Extract to read>

------

Levine successfully argued that, even though Phenergan labeling complied with FDA requirements, the adequacy of the warning still wasn’t established. This referred to a particular method for administering Phenergan known as IV push. Moreover, Levine’s attorneys contended Wyeth wasn’t prevented from adding or strengthening the warning on the label, even though the FDA rejected a proposed change. Levine was awarded more than $6 million and, despite appeals, the Vermont Supreme Court sided with her. But Wyeth has appealed again and now the US Supreme Court agreed to review the case.

Why? At issue is preemption - a legal notion that FDA approval of a drug supercedes state law claims challenging safety, efficacy, or labeling. Drugmakers and the FDA argue that preemption exists by maintaining the agency’s actions are the final word on safety and effectiveness. The court’s decision, therefore, is being closely watched because its ruling will determine whether patients can sue a drugmaker through state law when a product has already been approved by the FDA. We chatted with Levine, 62, about her plight and the legal battle. This is an excerpt…

Pharmalot: Before this episode, you were a professional musician. What did you do?
Levine: Back in 1989, my husband and I started a label, called Rebop Records, which I did to combine my passion for music and songwriting, and my love for kids. I played bass, guitar and piano. Sometimes, I’d play with my sister, who lives nearby, or my husband in local bands. The label was designed to provide rock and roll that kids and parents could enjoy together.

Pharmalot: But in 2000, you went to the hospital and Phenergan was administered. What happened?
Levine: I have a history of these migraines and, normally, I can manage them, but on occasion, they could be excruciating and debilitating, and I’d get hauled off to the emergency room. Normally, I’d get Demerol for the pain and then Phenergan, because the Demerol would make me nauseous. And it would be intramuscular administration, which was normally a shot in the butt. This time, they gave me a push IV and that’s what caused the problem When I woke up, I was still in pain.

------

Extracted records>
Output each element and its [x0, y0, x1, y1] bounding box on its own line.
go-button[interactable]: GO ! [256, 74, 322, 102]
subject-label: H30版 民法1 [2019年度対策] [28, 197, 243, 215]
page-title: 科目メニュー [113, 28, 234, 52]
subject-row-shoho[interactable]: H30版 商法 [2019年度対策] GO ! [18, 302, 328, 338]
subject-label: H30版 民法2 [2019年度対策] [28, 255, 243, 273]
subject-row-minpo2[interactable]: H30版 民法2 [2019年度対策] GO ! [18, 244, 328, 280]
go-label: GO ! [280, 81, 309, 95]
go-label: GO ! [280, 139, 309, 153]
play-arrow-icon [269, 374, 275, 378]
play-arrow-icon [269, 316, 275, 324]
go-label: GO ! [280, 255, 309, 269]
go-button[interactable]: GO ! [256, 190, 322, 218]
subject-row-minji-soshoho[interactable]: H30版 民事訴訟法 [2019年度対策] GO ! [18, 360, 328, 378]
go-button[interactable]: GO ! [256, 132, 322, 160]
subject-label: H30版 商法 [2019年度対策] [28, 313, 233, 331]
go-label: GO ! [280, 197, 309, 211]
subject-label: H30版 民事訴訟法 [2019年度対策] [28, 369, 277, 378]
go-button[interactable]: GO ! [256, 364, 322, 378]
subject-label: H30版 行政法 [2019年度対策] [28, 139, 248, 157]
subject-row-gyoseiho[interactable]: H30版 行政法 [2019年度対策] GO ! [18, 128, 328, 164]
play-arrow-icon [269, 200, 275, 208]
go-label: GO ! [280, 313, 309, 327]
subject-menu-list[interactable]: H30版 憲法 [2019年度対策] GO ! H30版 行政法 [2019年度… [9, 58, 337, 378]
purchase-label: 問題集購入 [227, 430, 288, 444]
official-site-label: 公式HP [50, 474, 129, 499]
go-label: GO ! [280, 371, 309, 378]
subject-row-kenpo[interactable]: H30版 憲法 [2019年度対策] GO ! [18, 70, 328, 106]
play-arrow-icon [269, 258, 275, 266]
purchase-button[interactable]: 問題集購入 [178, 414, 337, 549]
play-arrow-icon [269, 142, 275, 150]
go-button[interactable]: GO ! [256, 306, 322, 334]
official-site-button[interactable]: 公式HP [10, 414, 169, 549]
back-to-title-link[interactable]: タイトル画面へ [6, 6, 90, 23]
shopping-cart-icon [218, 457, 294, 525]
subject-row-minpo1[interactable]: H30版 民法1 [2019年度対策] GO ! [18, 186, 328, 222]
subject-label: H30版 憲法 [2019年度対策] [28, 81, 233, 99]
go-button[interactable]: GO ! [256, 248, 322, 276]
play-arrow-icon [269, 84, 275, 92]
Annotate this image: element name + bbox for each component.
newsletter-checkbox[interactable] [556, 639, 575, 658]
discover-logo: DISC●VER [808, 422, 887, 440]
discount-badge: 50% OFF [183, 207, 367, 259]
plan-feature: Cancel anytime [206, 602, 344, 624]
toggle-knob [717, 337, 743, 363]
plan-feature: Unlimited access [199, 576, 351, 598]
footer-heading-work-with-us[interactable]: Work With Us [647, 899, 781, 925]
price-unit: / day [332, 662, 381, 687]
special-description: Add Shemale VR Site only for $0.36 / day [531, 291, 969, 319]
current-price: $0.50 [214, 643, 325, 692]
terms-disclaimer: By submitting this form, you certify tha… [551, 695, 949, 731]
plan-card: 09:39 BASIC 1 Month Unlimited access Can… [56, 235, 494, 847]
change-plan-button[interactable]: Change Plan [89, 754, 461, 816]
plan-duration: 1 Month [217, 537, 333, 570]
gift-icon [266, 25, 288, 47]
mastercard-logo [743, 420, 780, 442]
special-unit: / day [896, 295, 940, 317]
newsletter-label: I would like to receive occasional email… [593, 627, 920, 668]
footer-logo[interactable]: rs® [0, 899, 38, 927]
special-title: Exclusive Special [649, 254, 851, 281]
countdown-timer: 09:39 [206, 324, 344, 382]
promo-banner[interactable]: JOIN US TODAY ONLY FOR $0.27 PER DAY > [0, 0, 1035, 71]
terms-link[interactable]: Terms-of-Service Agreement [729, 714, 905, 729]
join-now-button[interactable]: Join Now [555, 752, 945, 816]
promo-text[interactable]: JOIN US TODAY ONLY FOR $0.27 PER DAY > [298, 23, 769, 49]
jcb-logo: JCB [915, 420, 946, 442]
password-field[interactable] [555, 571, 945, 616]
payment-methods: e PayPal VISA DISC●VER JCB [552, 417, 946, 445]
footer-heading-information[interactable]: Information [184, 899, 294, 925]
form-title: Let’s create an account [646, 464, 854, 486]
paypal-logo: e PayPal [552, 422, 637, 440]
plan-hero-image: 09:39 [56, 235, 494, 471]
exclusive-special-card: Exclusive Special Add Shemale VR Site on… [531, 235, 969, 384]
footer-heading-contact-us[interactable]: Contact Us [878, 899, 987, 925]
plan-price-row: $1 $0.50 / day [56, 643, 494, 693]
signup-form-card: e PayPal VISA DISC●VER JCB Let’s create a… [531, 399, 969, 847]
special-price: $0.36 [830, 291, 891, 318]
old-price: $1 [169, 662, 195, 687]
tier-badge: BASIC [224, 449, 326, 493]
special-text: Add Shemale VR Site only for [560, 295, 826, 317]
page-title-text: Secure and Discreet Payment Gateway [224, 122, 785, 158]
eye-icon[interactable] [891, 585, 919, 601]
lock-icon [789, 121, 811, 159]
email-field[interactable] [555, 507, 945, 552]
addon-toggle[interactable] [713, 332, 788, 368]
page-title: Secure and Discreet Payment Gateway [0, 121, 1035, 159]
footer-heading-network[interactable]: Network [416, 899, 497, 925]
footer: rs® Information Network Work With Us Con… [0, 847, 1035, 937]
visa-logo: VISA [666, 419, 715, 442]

------

Problem description>
Answer these questions from the text on Levine's Phenergan case:
1. How much money was Levine awarded?
2. What was the name of the record label Levine and her husband started in 1989?
3. Why would Levine normally get Phenergan after Demerol?

Final answer>
1. More than $6 million.
2. Rebop Records.
3. Because the Demerol would make her nauseous.